◆ Exercise task ◆
For the copy, please give all of the data again exactly and leave the pictures out.

◆ Data for the task ◆
* start *

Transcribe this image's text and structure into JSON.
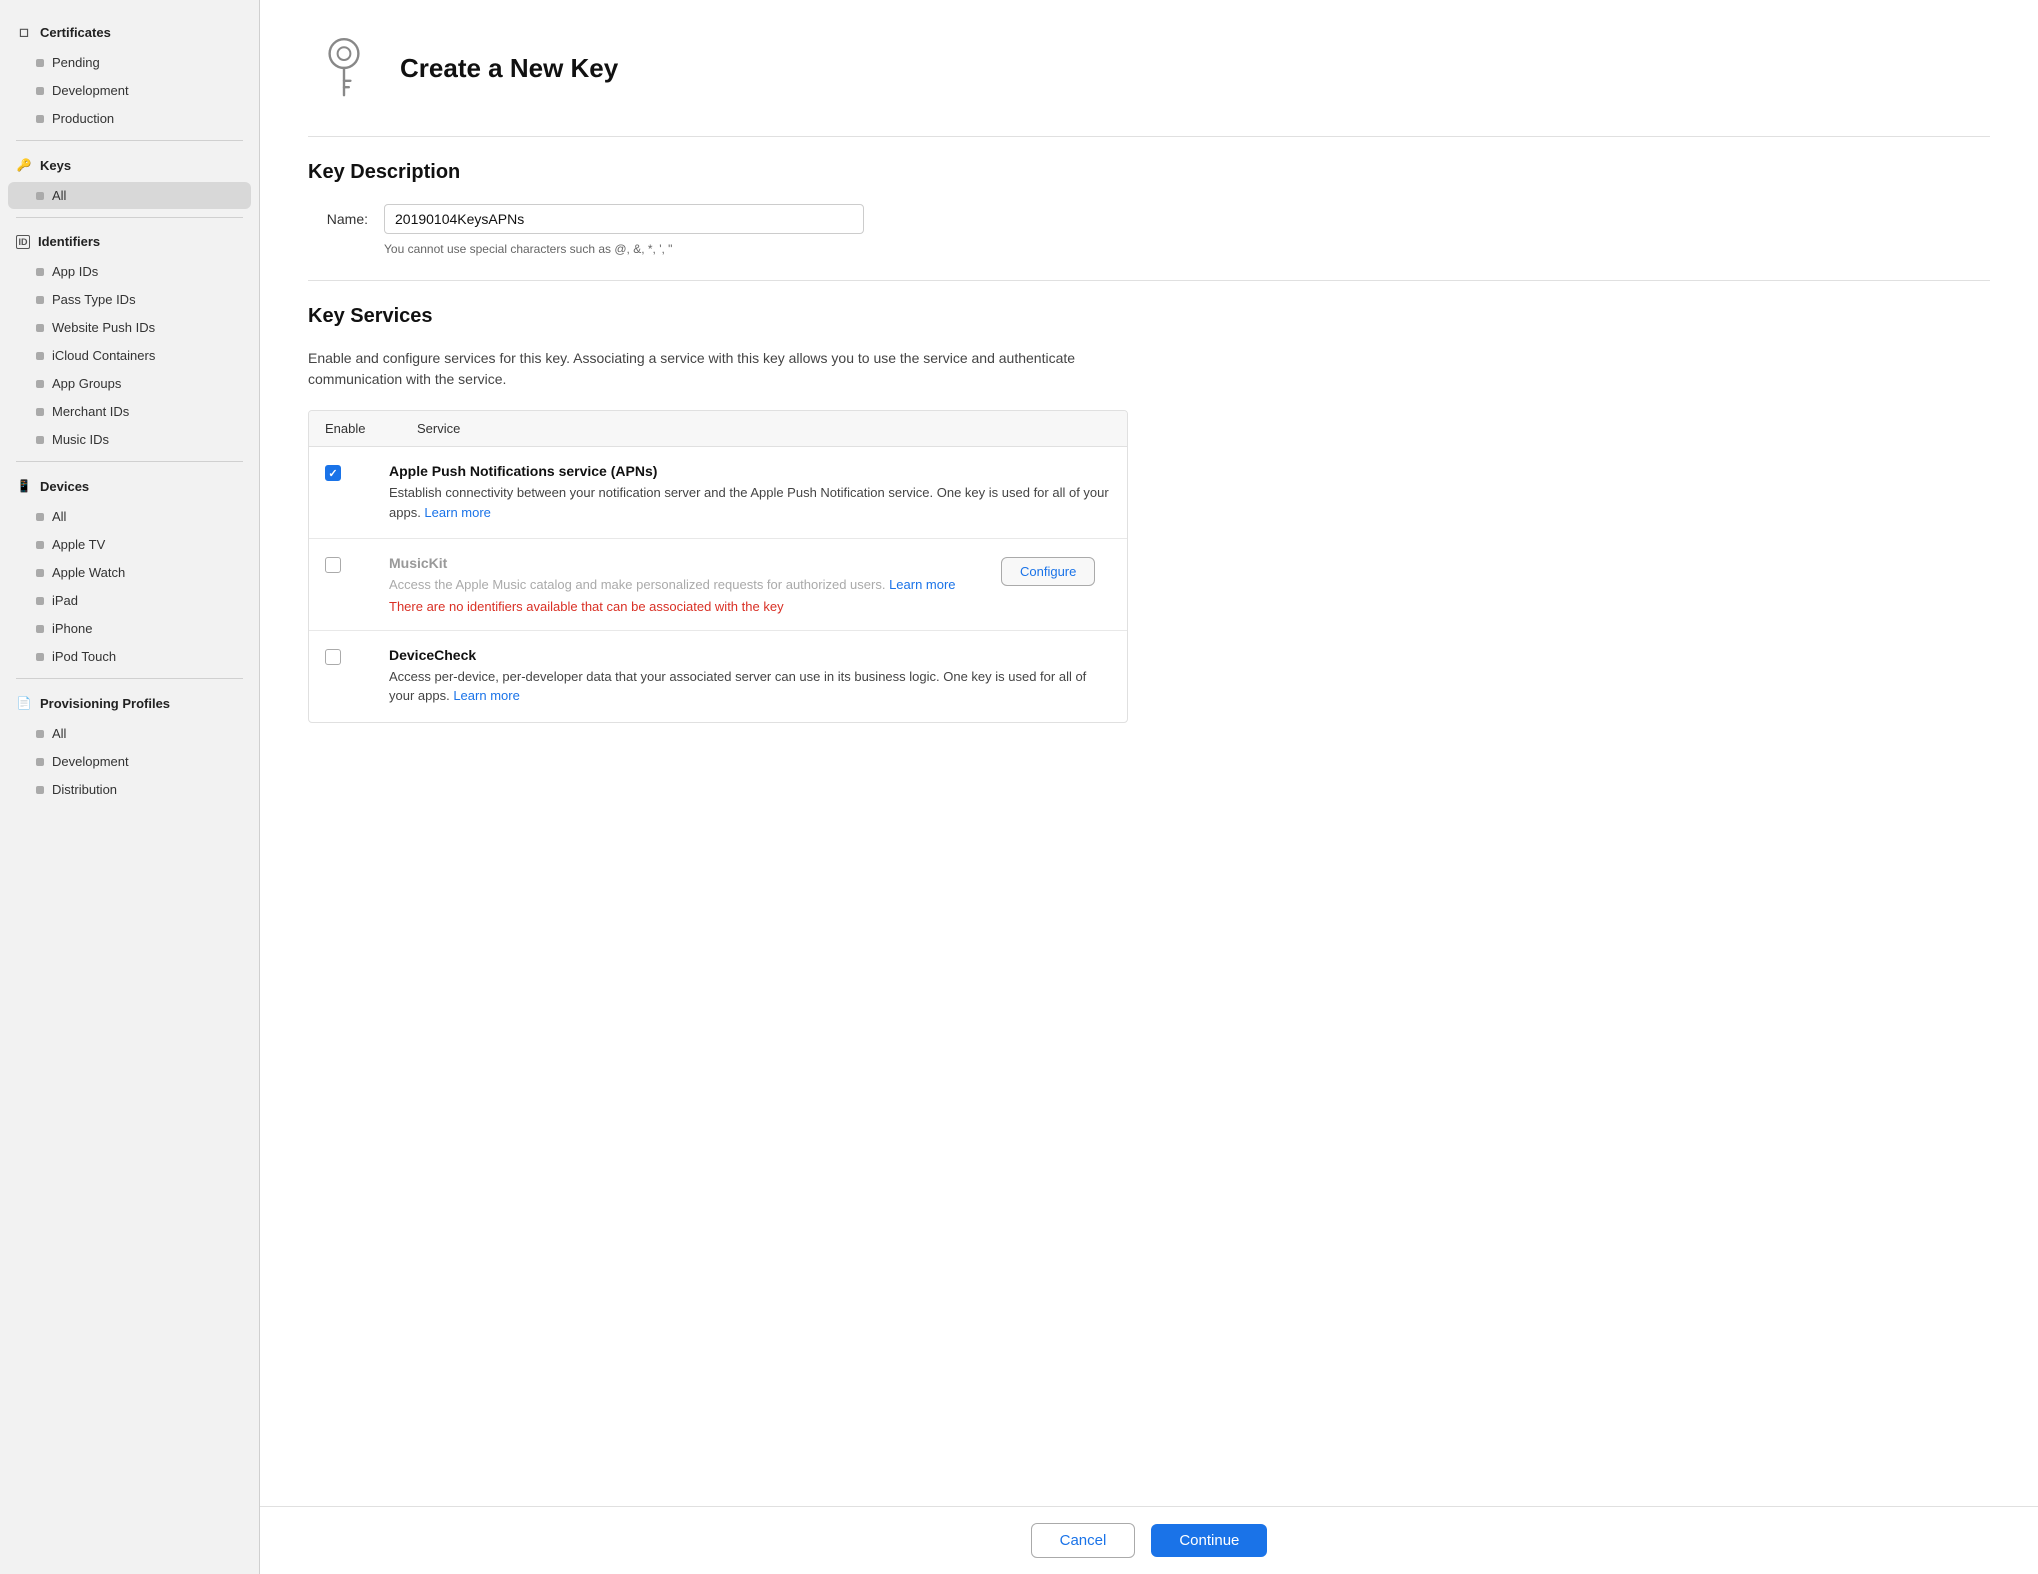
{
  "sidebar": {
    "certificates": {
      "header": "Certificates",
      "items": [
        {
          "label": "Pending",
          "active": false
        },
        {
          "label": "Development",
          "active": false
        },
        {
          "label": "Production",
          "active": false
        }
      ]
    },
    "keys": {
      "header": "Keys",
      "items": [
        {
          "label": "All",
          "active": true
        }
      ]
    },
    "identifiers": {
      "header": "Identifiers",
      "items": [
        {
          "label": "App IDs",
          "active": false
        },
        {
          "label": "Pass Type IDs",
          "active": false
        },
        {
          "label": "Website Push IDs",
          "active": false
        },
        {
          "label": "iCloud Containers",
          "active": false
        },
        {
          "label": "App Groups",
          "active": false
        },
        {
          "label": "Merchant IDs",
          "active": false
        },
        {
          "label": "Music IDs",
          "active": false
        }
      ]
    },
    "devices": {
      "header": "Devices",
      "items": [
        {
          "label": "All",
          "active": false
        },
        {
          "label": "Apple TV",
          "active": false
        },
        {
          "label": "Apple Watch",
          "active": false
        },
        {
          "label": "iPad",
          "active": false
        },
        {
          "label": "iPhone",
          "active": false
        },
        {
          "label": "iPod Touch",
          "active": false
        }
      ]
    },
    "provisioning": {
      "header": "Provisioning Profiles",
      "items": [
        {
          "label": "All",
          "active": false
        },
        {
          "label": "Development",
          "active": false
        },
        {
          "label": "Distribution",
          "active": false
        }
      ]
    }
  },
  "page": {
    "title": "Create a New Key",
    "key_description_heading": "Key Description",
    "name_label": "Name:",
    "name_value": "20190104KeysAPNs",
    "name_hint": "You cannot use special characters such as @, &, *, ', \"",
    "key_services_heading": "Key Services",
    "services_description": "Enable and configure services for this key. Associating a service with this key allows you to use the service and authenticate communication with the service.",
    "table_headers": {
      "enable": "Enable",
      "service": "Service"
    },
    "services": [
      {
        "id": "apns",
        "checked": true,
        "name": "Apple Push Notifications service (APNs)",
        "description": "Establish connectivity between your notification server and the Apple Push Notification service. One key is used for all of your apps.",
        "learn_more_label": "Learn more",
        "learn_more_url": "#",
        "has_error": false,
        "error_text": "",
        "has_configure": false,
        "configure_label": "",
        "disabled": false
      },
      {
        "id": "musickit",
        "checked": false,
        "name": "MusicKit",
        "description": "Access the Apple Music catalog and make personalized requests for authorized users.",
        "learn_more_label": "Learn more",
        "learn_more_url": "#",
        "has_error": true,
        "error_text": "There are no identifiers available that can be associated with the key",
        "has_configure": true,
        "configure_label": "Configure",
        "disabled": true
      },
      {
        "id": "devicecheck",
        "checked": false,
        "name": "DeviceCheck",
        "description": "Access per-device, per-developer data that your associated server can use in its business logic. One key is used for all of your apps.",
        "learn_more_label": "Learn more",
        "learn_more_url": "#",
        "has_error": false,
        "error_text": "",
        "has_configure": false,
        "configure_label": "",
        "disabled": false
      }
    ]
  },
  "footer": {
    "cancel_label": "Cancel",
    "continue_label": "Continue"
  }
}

* end *

◆ Solution for this task ◆
Transcribe this image's text and structure into JSON.
{
  "sidebar": {
    "certificates": {
      "header": "Certificates",
      "items": [
        {
          "label": "Pending",
          "active": false
        },
        {
          "label": "Development",
          "active": false
        },
        {
          "label": "Production",
          "active": false
        }
      ]
    },
    "keys": {
      "header": "Keys",
      "items": [
        {
          "label": "All",
          "active": true
        }
      ]
    },
    "identifiers": {
      "header": "Identifiers",
      "items": [
        {
          "label": "App IDs",
          "active": false
        },
        {
          "label": "Pass Type IDs",
          "active": false
        },
        {
          "label": "Website Push IDs",
          "active": false
        },
        {
          "label": "iCloud Containers",
          "active": false
        },
        {
          "label": "App Groups",
          "active": false
        },
        {
          "label": "Merchant IDs",
          "active": false
        },
        {
          "label": "Music IDs",
          "active": false
        }
      ]
    },
    "devices": {
      "header": "Devices",
      "items": [
        {
          "label": "All",
          "active": false
        },
        {
          "label": "Apple TV",
          "active": false
        },
        {
          "label": "Apple Watch",
          "active": false
        },
        {
          "label": "iPad",
          "active": false
        },
        {
          "label": "iPhone",
          "active": false
        },
        {
          "label": "iPod Touch",
          "active": false
        }
      ]
    },
    "provisioning": {
      "header": "Provisioning Profiles",
      "items": [
        {
          "label": "All",
          "active": false
        },
        {
          "label": "Development",
          "active": false
        },
        {
          "label": "Distribution",
          "active": false
        }
      ]
    }
  },
  "page": {
    "title": "Create a New Key",
    "key_description_heading": "Key Description",
    "name_label": "Name:",
    "name_value": "20190104KeysAPNs",
    "name_hint": "You cannot use special characters such as @, &, *, ', \"",
    "key_services_heading": "Key Services",
    "services_description": "Enable and configure services for this key. Associating a service with this key allows you to use the service and authenticate communication with the service.",
    "table_headers": {
      "enable": "Enable",
      "service": "Service"
    },
    "services": [
      {
        "id": "apns",
        "checked": true,
        "name": "Apple Push Notifications service (APNs)",
        "description": "Establish connectivity between your notification server and the Apple Push Notification service. One key is used for all of your apps.",
        "learn_more_label": "Learn more",
        "learn_more_url": "#",
        "has_error": false,
        "error_text": "",
        "has_configure": false,
        "configure_label": "",
        "disabled": false
      },
      {
        "id": "musickit",
        "checked": false,
        "name": "MusicKit",
        "description": "Access the Apple Music catalog and make personalized requests for authorized users.",
        "learn_more_label": "Learn more",
        "learn_more_url": "#",
        "has_error": true,
        "error_text": "There are no identifiers available that can be associated with the key",
        "has_configure": true,
        "configure_label": "Configure",
        "disabled": true
      },
      {
        "id": "devicecheck",
        "checked": false,
        "name": "DeviceCheck",
        "description": "Access per-device, per-developer data that your associated server can use in its business logic. One key is used for all of your apps.",
        "learn_more_label": "Learn more",
        "learn_more_url": "#",
        "has_error": false,
        "error_text": "",
        "has_configure": false,
        "configure_label": "",
        "disabled": false
      }
    ]
  },
  "footer": {
    "cancel_label": "Cancel",
    "continue_label": "Continue"
  }
}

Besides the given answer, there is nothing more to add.